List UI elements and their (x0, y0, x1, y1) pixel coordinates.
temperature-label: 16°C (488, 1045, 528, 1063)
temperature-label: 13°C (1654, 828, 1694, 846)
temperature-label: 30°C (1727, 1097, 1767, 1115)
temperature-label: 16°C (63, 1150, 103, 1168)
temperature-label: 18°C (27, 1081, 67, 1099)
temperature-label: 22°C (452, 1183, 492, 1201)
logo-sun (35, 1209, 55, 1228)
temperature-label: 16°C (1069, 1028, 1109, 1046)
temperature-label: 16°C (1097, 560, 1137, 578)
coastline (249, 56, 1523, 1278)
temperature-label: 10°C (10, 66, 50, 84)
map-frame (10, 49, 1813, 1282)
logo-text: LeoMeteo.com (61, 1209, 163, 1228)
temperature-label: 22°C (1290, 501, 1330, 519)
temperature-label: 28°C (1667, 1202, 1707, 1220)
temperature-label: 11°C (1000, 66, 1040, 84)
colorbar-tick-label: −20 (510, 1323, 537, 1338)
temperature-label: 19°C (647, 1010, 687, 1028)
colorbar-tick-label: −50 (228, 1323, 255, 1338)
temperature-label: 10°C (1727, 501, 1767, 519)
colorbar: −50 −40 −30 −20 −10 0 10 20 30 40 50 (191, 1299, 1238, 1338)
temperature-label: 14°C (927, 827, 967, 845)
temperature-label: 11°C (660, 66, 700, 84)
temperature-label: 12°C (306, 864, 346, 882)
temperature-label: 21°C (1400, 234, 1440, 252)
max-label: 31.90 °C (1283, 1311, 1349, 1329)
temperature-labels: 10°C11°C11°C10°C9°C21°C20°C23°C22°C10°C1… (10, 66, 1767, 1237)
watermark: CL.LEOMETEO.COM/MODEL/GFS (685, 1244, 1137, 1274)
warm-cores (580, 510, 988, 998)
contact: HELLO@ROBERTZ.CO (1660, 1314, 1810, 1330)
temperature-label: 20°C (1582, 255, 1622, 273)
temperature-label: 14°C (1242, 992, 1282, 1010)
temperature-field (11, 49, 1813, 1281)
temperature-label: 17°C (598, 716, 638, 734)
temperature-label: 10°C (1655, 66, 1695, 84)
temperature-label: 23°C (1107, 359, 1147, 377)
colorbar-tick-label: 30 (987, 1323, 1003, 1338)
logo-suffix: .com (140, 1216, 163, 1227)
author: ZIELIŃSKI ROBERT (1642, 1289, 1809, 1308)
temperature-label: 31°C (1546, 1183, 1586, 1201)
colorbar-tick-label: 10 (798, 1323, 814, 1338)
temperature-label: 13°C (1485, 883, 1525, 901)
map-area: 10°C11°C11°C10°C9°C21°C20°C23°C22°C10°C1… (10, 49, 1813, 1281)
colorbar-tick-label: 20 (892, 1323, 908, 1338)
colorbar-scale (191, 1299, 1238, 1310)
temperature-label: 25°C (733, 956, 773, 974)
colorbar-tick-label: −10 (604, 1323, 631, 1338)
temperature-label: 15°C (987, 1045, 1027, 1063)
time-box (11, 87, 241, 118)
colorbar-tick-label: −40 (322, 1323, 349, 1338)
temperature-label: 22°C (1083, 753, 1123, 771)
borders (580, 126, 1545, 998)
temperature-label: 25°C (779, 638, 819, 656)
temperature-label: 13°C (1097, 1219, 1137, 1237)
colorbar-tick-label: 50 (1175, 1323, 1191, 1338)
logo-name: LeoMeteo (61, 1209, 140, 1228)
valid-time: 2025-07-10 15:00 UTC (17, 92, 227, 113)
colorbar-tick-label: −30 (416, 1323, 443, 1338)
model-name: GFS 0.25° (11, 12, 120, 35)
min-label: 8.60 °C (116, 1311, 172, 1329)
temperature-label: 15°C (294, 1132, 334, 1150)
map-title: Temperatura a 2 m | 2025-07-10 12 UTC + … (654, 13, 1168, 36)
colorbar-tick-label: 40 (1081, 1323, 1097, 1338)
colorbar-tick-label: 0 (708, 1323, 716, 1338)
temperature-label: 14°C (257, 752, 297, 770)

_Requirement_
Can you convert the material, from its first line up to and including the line with "logo-text: LeoMeteo.com (61, 1209, 163, 1228)", into a Markdown table with the columns Row and Entry, numbering each line and omitting blank lines?

_Task solution_
| Row | Entry |
|---|---|
| 1 | List UI elements and their (x0, y0, x1, y1) pixel coordinates. |
| 2 | temperature-label: 16°C (488, 1045, 528, 1063) |
| 3 | temperature-label: 13°C (1654, 828, 1694, 846) |
| 4 | temperature-label: 30°C (1727, 1097, 1767, 1115) |
| 5 | temperature-label: 16°C (63, 1150, 103, 1168) |
| 6 | temperature-label: 18°C (27, 1081, 67, 1099) |
| 7 | temperature-label: 22°C (452, 1183, 492, 1201) |
| 8 | logo-sun (35, 1209, 55, 1228) |
| 9 | temperature-label: 16°C (1069, 1028, 1109, 1046) |
| 10 | temperature-label: 16°C (1097, 560, 1137, 578) |
| 11 | coastline (249, 56, 1523, 1278) |
| 12 | temperature-label: 10°C (10, 66, 50, 84) |
| 13 | map-frame (10, 49, 1813, 1282) |
| 14 | logo-text: LeoMeteo.com (61, 1209, 163, 1228) |